» **WHAT TO WORK ON**:
Pick out each line containing the string "JSON".

--- START ---

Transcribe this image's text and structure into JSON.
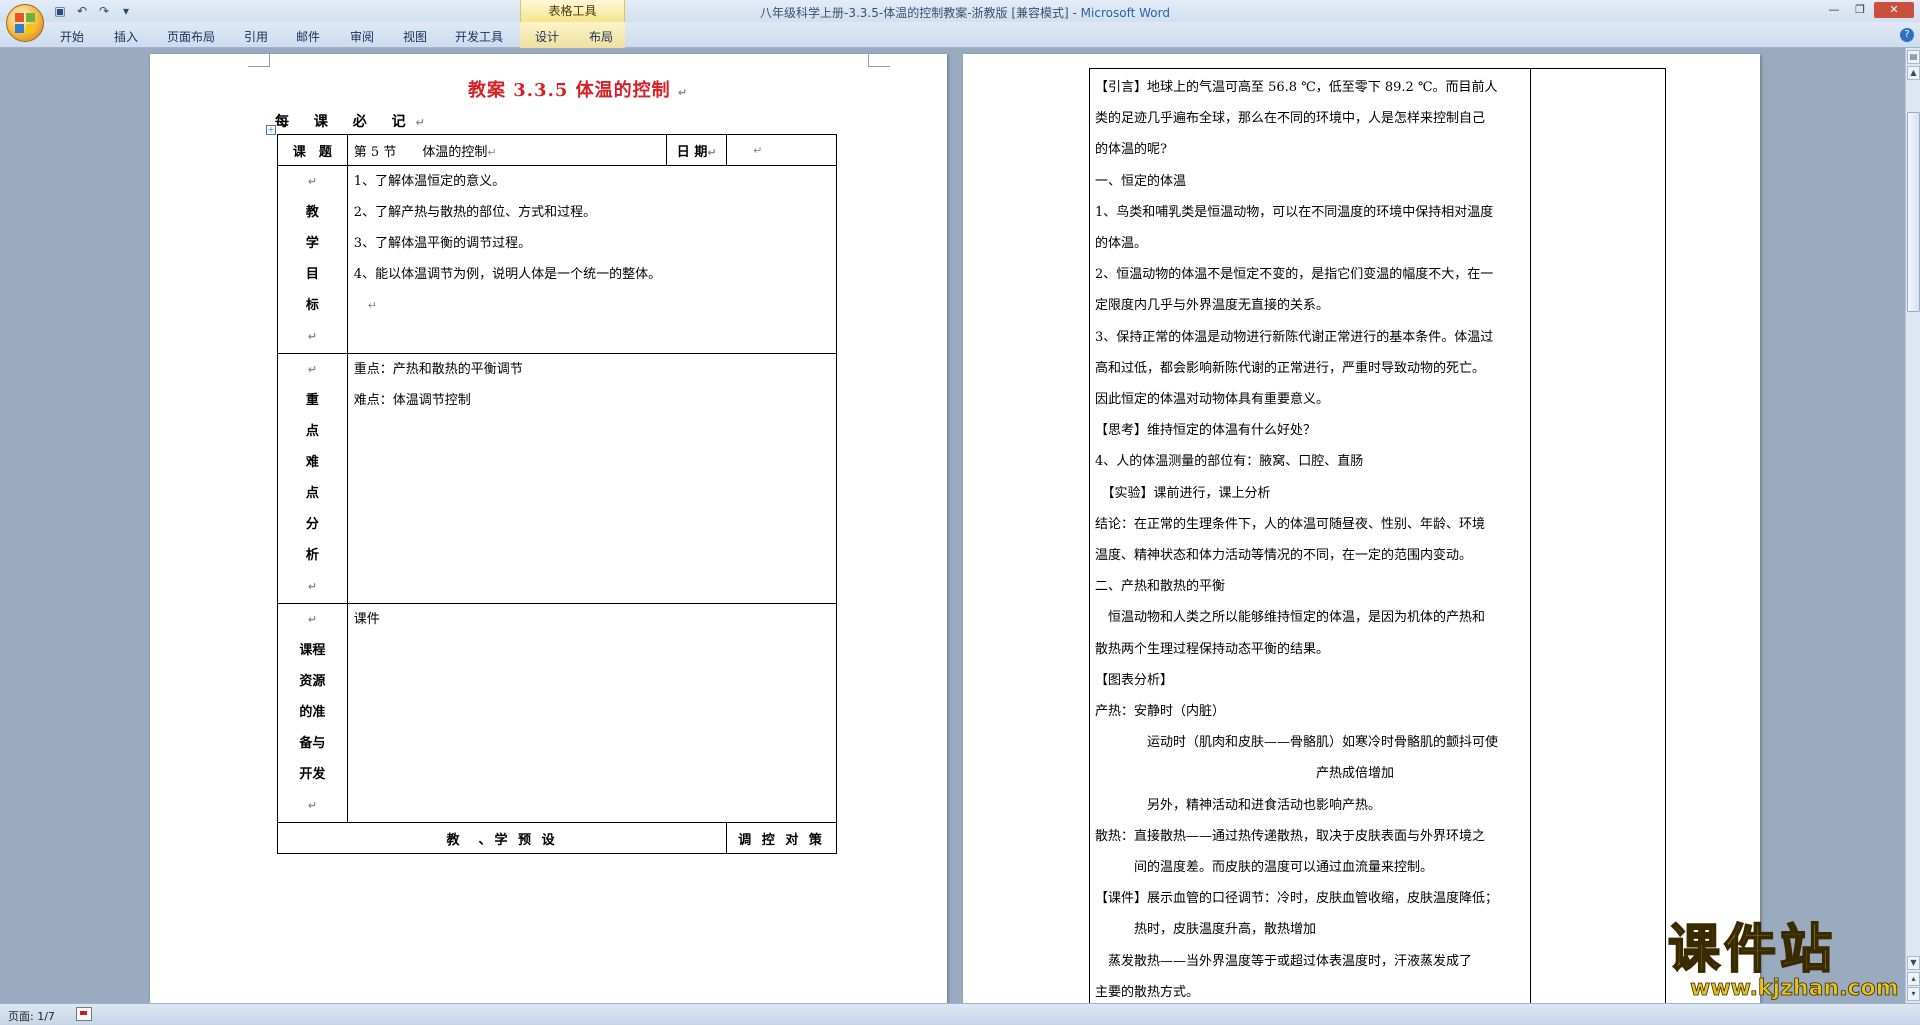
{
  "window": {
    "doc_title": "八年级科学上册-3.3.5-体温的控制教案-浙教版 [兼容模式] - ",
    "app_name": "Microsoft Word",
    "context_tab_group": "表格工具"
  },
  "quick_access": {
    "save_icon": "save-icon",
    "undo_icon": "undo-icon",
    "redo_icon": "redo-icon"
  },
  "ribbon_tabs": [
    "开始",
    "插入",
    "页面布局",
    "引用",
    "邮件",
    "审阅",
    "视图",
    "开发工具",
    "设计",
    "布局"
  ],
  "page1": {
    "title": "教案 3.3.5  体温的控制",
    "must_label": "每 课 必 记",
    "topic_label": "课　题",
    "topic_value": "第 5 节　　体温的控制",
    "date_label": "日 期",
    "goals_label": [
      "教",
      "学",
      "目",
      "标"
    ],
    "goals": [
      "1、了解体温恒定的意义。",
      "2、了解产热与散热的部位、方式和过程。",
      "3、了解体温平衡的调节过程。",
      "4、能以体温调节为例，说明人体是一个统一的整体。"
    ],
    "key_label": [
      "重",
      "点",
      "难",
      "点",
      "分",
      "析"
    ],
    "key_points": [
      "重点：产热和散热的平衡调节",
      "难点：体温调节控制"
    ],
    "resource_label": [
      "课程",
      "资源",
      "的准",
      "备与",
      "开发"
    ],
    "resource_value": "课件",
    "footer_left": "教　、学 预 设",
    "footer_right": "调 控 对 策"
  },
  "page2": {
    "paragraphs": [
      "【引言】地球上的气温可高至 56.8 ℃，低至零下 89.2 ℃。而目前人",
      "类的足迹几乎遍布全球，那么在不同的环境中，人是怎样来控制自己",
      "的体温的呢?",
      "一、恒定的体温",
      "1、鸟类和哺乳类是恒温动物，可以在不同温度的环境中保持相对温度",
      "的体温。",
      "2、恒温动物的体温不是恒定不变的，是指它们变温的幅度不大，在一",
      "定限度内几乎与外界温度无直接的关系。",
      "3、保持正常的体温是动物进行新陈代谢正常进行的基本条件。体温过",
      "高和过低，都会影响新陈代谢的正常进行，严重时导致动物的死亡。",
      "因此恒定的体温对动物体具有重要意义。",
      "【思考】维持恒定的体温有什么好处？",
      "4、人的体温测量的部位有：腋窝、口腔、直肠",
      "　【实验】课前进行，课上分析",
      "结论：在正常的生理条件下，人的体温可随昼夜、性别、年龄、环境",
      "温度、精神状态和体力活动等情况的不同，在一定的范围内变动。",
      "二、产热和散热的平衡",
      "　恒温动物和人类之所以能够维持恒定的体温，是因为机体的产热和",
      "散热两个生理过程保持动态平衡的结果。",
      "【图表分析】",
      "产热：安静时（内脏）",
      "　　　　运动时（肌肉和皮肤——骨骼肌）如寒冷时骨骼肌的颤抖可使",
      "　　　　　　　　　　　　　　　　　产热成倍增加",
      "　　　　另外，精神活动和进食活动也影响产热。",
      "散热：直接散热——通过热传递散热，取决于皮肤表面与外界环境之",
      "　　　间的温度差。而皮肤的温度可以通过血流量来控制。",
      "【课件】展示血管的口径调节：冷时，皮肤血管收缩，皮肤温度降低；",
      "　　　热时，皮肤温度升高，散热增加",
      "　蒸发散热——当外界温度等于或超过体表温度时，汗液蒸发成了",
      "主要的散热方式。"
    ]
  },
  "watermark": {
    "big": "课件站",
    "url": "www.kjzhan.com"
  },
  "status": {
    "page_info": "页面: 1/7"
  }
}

--- END ---
--- START ---

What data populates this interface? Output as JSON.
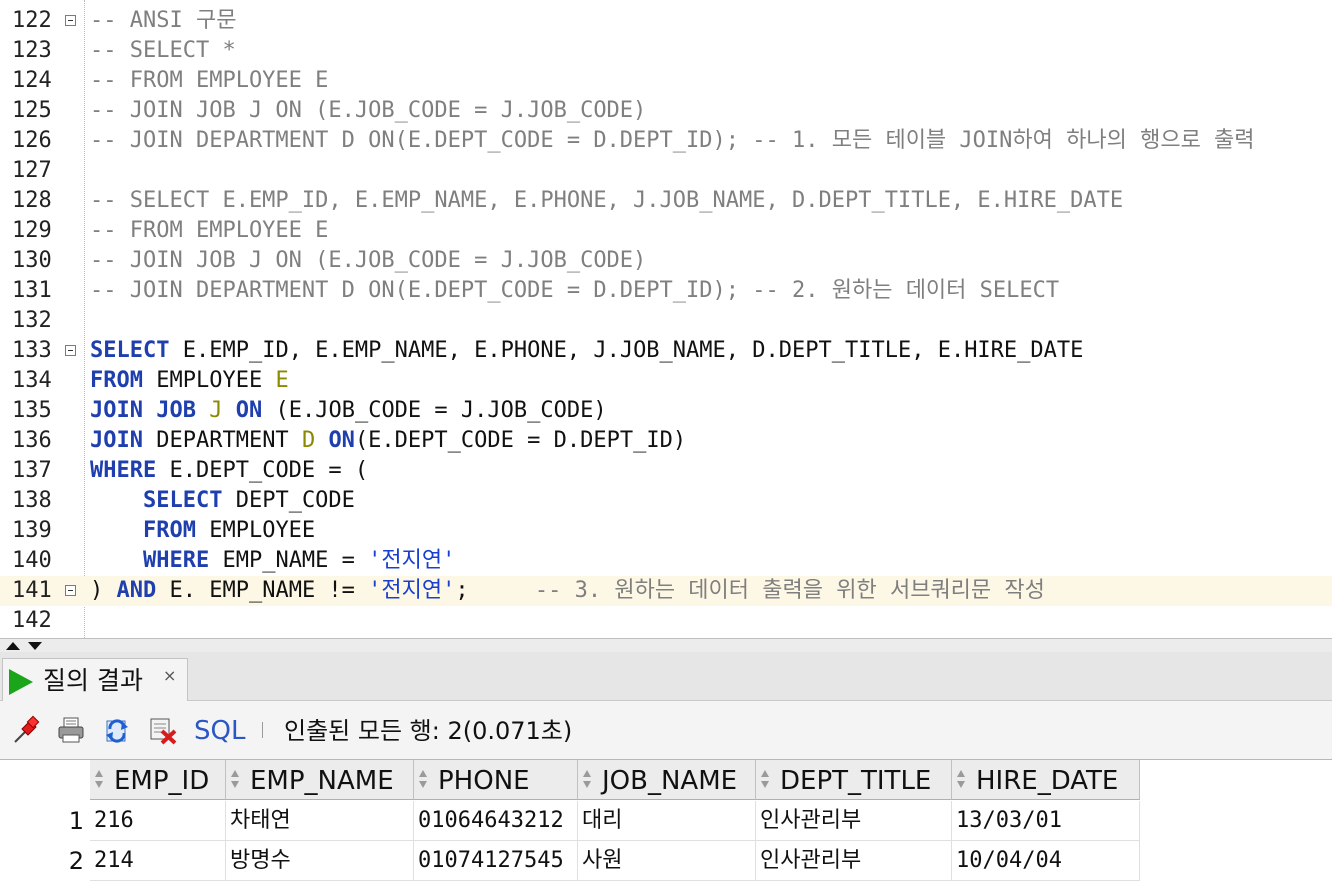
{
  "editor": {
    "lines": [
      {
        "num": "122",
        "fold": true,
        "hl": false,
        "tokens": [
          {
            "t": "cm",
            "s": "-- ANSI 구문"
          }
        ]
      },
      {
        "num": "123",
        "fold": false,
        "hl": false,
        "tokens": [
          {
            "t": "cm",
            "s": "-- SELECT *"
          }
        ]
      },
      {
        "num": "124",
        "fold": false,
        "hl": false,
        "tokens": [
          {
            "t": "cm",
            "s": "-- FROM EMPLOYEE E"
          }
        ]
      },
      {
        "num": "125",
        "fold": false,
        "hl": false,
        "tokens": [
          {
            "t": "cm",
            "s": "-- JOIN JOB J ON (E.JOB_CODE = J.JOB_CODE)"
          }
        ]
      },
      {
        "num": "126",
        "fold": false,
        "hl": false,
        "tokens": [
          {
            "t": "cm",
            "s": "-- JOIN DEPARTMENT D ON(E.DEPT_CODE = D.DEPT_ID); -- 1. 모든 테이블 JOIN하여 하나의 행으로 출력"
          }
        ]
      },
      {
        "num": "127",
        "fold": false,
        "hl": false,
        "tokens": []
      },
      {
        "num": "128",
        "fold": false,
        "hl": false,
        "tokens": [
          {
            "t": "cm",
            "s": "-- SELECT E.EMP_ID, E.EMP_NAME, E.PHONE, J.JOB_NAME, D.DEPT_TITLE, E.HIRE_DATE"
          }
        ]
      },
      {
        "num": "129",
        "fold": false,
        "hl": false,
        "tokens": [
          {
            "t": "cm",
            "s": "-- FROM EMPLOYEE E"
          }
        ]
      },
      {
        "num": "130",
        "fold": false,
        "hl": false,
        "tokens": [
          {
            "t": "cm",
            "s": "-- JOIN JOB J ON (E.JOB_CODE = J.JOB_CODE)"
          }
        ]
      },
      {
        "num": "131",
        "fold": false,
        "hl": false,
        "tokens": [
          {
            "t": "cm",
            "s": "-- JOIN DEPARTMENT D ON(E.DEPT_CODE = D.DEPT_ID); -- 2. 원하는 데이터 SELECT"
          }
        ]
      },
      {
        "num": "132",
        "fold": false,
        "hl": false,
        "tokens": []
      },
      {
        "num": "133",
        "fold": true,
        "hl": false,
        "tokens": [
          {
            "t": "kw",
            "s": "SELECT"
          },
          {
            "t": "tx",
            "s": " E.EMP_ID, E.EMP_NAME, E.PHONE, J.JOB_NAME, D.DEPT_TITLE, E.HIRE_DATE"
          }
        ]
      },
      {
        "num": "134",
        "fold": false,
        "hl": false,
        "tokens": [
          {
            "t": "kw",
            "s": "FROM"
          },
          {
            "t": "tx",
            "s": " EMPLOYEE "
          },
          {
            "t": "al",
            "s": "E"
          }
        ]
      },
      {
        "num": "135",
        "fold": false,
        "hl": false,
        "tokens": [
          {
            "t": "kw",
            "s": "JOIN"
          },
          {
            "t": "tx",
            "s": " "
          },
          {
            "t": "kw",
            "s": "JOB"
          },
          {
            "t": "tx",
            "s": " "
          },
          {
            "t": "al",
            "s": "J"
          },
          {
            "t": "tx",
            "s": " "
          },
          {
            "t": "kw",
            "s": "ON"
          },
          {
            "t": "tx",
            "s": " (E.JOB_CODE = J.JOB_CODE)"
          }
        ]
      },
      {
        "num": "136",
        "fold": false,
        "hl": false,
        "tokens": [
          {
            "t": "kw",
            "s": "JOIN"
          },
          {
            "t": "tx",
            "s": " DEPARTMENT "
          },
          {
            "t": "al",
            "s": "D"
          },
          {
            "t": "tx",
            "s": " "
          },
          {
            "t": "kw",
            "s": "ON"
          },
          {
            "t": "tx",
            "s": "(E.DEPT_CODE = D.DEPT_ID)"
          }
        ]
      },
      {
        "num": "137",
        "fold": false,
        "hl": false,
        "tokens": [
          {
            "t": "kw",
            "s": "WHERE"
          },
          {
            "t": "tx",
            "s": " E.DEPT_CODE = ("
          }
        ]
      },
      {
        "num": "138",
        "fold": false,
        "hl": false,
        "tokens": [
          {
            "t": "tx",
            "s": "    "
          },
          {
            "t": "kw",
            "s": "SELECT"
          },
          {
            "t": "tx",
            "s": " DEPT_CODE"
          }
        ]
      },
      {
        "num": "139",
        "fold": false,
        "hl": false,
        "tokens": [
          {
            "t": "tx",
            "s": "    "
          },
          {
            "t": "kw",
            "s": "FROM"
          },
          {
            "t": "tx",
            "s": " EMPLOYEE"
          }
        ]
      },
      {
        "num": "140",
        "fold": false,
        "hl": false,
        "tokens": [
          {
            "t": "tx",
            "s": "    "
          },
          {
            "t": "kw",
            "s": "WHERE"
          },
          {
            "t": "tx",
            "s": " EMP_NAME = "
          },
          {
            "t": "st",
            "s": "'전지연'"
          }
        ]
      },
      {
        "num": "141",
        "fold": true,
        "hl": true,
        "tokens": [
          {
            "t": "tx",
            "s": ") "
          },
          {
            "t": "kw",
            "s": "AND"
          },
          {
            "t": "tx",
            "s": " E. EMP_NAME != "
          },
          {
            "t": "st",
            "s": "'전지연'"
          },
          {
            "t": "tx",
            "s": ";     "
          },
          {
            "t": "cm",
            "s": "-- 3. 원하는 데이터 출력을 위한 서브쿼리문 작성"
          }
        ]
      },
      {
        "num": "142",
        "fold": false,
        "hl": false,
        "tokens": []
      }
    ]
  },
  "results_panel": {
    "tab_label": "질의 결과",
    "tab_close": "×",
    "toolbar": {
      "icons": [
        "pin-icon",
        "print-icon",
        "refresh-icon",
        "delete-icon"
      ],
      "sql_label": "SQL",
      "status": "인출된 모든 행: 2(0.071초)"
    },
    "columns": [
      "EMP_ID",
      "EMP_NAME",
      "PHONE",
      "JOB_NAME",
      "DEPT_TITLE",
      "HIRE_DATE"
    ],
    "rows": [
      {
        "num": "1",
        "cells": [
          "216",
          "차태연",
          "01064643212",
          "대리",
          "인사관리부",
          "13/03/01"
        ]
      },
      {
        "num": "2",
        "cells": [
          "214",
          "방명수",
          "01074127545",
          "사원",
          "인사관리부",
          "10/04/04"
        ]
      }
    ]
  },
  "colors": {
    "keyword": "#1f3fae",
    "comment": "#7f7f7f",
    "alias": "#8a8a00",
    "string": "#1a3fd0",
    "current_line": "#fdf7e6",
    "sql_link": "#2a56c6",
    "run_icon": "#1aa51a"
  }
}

--- END ---
--- START ---

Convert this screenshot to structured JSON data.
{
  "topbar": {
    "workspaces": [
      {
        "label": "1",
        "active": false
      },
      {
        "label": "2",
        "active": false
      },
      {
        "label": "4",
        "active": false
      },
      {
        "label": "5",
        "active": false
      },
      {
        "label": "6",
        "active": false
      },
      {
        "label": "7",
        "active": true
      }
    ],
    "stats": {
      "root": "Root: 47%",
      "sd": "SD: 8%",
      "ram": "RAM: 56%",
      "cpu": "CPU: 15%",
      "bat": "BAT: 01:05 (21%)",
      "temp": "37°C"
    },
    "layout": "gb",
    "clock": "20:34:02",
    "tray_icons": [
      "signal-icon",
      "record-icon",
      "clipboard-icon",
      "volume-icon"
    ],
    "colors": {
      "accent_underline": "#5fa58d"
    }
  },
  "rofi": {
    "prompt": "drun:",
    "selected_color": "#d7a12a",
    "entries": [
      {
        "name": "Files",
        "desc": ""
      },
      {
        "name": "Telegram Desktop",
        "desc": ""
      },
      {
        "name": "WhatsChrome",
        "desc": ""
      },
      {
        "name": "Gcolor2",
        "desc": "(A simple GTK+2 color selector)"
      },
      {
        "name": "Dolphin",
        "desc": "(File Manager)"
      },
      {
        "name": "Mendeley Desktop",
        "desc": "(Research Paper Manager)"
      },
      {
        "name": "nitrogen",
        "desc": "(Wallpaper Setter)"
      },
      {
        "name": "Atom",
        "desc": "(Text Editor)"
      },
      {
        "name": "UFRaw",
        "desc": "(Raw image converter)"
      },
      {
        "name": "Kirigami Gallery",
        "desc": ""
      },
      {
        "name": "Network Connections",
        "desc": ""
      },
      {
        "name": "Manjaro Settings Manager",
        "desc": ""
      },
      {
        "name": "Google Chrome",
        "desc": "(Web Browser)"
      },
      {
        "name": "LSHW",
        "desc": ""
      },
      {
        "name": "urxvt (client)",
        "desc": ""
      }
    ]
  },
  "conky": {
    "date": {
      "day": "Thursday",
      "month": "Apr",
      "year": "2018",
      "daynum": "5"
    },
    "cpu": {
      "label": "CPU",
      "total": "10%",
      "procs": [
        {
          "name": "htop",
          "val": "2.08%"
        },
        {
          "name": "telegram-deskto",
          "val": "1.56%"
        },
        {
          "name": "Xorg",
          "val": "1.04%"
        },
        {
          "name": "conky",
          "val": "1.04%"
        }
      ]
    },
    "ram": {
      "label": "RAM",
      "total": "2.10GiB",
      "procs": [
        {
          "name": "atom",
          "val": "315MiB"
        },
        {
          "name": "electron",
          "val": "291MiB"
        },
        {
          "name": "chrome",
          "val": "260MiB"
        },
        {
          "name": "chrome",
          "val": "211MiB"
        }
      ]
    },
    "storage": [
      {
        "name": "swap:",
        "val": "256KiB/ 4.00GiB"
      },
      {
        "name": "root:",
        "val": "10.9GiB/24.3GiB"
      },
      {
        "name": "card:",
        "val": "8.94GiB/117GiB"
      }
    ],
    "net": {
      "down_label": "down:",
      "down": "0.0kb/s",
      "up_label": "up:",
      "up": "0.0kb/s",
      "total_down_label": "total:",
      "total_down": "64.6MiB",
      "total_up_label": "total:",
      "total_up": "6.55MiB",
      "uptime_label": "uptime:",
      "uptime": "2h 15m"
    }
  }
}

--- END ---

» **CORRECT RESULT**:
Transcribe this image's text and structure into JSON.
What data populates this interface? Output as JSON.
Convert this screenshot to structured JSON data.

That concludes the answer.